== Dataset records ==
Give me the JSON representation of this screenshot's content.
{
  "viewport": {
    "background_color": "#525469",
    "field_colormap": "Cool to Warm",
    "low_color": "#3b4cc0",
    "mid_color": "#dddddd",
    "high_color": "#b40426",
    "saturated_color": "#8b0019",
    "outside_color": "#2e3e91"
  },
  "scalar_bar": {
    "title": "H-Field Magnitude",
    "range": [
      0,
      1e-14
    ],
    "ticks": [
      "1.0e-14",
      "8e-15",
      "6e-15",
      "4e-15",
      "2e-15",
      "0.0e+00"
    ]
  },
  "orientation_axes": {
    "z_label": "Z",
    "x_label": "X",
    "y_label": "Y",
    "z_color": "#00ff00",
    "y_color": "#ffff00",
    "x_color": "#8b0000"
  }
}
===
Faithfully reproduce all of the records, character for character.

_Answer to this task_
Give me the JSON representation of this screenshot's content.
{
  "viewport": {
    "background_color": "#525469",
    "field_colormap": "Cool to Warm",
    "low_color": "#3b4cc0",
    "mid_color": "#dddddd",
    "high_color": "#b40426",
    "saturated_color": "#8b0019",
    "outside_color": "#2e3e91"
  },
  "scalar_bar": {
    "title": "H-Field Magnitude",
    "range": [
      0,
      1e-14
    ],
    "ticks": [
      "1.0e-14",
      "8e-15",
      "6e-15",
      "4e-15",
      "2e-15",
      "0.0e+00"
    ]
  },
  "orientation_axes": {
    "z_label": "Z",
    "x_label": "X",
    "y_label": "Y",
    "z_color": "#00ff00",
    "y_color": "#ffff00",
    "x_color": "#8b0000"
  }
}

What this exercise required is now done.